**The exercise:** Duplicate, without any change, the stretch of the listing from its first line through the line that contains "link-margins-icon[interactable]: [416, 407, 432, 435]".

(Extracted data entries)
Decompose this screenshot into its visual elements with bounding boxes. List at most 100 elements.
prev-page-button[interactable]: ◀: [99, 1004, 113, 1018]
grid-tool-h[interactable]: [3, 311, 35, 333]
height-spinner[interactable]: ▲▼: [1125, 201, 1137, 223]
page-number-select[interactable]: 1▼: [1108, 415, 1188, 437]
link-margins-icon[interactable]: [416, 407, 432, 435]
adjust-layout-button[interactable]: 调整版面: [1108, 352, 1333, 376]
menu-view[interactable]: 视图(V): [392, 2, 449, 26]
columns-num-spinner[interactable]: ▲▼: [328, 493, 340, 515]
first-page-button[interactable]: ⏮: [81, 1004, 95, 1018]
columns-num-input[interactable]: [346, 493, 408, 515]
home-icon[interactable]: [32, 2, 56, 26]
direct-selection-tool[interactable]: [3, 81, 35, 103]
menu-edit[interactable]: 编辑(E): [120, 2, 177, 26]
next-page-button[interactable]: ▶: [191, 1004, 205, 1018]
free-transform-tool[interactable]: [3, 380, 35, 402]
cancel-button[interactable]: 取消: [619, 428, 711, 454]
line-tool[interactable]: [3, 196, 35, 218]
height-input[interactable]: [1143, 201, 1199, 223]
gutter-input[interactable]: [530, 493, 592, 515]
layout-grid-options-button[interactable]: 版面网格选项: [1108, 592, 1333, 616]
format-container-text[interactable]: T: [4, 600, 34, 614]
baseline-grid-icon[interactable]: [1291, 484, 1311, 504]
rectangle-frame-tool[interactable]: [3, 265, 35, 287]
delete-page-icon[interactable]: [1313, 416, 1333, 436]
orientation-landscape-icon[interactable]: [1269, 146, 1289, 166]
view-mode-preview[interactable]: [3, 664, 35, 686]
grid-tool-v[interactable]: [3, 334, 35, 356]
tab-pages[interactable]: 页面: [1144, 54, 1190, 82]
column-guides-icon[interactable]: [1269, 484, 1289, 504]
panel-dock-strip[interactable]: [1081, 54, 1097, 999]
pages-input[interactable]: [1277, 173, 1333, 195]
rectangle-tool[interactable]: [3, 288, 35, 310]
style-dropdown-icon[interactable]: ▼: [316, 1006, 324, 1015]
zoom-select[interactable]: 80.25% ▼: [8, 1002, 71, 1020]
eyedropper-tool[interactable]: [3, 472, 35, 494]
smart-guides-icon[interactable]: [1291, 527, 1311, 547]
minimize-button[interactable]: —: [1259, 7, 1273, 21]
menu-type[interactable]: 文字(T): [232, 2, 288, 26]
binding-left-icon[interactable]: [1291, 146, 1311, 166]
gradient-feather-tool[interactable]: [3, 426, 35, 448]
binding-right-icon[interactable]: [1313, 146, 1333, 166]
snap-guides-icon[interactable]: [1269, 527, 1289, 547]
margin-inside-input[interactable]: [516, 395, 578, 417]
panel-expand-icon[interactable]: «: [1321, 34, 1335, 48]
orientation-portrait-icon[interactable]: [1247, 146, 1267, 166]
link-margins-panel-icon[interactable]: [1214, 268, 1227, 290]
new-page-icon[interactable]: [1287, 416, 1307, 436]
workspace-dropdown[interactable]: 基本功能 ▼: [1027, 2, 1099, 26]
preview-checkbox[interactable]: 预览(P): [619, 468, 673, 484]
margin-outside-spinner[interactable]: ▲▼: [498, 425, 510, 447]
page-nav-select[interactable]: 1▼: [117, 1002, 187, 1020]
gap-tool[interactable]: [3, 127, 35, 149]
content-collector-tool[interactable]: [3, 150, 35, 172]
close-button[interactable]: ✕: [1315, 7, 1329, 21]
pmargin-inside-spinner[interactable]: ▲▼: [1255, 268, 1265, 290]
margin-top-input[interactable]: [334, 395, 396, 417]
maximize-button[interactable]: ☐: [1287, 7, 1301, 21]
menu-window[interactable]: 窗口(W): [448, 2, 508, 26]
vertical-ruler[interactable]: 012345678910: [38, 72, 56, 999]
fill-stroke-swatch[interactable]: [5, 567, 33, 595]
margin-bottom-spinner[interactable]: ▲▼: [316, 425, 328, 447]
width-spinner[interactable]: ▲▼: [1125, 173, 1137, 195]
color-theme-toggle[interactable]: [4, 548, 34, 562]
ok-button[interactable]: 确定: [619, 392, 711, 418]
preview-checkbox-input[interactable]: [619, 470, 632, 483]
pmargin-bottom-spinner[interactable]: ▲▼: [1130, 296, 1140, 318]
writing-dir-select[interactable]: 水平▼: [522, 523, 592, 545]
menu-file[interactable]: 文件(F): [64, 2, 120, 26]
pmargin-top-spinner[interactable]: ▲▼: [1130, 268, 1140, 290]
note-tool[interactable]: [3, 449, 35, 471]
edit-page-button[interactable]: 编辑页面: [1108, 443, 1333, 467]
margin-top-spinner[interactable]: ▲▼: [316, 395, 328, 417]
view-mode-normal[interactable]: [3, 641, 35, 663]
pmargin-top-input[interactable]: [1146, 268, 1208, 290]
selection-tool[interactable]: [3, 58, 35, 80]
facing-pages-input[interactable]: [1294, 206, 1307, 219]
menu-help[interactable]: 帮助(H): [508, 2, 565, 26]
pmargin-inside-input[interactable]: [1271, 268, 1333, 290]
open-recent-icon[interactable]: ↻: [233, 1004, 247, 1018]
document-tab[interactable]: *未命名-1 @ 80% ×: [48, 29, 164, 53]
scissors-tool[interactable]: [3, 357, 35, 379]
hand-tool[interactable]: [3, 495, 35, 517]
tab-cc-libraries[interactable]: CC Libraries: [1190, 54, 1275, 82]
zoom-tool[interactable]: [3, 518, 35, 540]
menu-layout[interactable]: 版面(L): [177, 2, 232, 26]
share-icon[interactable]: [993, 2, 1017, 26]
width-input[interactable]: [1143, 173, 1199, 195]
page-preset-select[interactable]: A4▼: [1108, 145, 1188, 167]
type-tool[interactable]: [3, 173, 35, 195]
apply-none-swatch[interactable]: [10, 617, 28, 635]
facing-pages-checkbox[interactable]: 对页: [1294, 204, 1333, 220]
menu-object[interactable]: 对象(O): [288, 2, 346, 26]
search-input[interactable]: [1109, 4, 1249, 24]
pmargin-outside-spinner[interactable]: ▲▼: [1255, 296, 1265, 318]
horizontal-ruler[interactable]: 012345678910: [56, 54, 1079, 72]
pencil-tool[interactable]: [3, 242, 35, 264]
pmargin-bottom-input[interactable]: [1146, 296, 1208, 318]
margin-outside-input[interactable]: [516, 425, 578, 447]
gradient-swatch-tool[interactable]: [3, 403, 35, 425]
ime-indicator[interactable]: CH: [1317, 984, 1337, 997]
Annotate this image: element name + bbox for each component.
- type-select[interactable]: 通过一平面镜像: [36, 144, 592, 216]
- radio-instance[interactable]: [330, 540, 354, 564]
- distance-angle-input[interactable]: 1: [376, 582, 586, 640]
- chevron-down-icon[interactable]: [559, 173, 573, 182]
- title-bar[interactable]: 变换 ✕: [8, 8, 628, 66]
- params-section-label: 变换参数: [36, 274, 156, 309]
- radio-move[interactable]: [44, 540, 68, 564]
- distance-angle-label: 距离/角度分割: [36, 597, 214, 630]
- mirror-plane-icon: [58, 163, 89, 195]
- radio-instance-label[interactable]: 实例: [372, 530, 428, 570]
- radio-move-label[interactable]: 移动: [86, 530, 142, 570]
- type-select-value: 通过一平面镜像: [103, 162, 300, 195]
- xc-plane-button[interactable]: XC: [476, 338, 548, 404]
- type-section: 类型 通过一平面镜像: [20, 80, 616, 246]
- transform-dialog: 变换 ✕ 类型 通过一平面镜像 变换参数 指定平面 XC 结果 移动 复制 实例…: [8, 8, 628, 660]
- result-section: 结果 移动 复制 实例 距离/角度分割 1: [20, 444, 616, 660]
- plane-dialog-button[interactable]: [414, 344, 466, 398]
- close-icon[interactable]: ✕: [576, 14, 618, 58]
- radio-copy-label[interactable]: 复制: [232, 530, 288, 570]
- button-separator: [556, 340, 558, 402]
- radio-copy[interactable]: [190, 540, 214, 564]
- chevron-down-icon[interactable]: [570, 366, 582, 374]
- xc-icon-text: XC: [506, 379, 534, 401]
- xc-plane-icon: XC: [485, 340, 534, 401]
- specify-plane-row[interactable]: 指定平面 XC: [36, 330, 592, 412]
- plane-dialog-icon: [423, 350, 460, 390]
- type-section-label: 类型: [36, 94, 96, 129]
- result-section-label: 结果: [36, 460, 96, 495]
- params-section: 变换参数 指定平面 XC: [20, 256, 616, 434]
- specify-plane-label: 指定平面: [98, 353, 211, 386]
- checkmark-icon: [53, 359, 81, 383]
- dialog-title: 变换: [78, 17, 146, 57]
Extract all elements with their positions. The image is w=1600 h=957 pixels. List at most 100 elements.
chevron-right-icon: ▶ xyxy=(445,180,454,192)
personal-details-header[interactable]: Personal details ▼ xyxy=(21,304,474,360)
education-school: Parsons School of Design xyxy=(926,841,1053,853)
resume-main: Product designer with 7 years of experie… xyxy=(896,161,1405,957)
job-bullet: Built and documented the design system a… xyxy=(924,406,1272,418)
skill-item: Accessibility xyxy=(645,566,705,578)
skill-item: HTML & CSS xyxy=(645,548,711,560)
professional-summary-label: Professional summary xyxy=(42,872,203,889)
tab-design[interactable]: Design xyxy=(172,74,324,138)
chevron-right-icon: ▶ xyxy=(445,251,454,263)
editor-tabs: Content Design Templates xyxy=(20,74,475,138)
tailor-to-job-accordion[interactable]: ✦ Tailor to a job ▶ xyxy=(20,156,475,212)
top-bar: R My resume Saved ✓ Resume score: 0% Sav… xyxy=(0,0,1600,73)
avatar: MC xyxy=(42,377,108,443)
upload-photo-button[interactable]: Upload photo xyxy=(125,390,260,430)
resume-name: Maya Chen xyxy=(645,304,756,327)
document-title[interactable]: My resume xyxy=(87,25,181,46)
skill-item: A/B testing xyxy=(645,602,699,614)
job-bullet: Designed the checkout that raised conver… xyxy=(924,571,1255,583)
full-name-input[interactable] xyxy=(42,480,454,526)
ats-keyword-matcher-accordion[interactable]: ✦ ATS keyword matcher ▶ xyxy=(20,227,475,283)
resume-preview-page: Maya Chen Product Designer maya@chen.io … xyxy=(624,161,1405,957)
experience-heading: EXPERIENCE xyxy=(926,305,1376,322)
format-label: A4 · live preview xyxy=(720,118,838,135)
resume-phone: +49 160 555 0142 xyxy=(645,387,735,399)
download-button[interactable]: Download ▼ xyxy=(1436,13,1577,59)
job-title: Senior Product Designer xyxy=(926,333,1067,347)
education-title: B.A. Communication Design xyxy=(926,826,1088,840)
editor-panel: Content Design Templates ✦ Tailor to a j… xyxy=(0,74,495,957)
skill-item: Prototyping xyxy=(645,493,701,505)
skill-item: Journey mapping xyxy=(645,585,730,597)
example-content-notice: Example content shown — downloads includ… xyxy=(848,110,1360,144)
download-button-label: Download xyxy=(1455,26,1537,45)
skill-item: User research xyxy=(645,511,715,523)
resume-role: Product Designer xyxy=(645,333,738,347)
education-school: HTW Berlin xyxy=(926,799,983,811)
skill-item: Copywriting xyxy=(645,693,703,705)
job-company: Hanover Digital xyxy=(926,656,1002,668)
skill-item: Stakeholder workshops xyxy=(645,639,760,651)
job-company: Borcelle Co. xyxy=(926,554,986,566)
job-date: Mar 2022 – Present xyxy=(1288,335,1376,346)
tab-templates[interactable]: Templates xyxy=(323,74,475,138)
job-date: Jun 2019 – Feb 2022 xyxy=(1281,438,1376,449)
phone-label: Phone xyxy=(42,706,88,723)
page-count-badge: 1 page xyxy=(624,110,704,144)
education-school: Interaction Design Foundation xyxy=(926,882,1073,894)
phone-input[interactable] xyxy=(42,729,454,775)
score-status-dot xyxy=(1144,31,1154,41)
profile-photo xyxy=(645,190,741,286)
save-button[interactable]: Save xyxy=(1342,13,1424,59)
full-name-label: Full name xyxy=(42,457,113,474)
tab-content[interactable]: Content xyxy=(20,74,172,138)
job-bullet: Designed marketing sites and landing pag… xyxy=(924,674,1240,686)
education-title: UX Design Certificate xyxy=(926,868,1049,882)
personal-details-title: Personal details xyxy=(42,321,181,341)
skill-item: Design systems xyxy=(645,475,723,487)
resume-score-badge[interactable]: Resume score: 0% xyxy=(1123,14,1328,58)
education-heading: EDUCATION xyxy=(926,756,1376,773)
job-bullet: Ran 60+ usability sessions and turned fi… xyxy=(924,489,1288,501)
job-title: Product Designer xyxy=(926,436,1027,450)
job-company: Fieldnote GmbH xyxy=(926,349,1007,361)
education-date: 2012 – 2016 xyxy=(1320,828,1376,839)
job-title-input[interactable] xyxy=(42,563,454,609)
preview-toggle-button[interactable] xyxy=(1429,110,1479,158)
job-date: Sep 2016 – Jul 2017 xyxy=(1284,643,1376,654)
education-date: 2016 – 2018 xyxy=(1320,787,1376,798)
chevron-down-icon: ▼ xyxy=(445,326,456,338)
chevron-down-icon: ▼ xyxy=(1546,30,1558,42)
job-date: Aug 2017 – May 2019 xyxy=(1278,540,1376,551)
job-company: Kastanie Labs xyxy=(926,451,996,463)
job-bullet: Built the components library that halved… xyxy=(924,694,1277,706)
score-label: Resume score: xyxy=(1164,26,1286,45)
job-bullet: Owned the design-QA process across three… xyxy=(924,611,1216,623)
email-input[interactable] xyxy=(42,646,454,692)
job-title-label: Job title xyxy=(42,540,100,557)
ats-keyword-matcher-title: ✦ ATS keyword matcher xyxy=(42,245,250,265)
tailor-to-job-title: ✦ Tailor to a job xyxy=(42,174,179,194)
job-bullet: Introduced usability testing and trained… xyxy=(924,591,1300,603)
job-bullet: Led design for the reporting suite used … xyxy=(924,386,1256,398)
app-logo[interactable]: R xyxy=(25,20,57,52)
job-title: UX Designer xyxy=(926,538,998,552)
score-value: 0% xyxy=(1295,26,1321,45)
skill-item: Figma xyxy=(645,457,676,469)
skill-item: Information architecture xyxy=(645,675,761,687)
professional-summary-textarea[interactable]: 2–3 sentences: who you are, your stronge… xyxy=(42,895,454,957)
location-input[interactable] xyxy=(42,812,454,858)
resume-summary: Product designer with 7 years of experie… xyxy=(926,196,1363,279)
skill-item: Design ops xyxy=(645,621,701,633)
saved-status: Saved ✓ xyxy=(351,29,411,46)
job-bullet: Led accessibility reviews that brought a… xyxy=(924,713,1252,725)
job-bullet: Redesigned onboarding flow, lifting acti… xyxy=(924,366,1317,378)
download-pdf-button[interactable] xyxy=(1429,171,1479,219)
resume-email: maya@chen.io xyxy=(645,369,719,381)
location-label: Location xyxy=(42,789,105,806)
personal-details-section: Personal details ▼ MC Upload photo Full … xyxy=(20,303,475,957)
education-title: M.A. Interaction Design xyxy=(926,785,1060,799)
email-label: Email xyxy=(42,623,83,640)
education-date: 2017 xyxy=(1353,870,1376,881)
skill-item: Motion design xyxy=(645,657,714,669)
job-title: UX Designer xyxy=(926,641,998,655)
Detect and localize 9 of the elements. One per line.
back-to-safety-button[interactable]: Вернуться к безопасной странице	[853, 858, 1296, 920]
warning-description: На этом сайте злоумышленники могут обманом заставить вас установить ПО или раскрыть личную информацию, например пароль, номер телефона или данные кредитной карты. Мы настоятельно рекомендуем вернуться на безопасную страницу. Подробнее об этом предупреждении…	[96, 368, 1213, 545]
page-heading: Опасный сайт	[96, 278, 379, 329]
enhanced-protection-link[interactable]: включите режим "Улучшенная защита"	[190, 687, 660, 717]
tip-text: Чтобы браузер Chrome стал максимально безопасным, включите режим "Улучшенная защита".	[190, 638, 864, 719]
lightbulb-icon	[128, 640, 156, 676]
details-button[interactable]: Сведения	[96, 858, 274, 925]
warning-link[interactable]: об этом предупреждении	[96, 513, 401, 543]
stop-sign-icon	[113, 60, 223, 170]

**Task answer:**
Decompose this screenshot into its visual elements with bounding boxes. List at most 100 elements.
prev-page-button[interactable]: ◀: [99, 1004, 113, 1018]
grid-tool-h[interactable]: [3, 311, 35, 333]
height-spinner[interactable]: ▲▼: [1125, 201, 1137, 223]
page-number-select[interactable]: 1▼: [1108, 415, 1188, 437]
link-margins-icon[interactable]: [416, 407, 432, 435]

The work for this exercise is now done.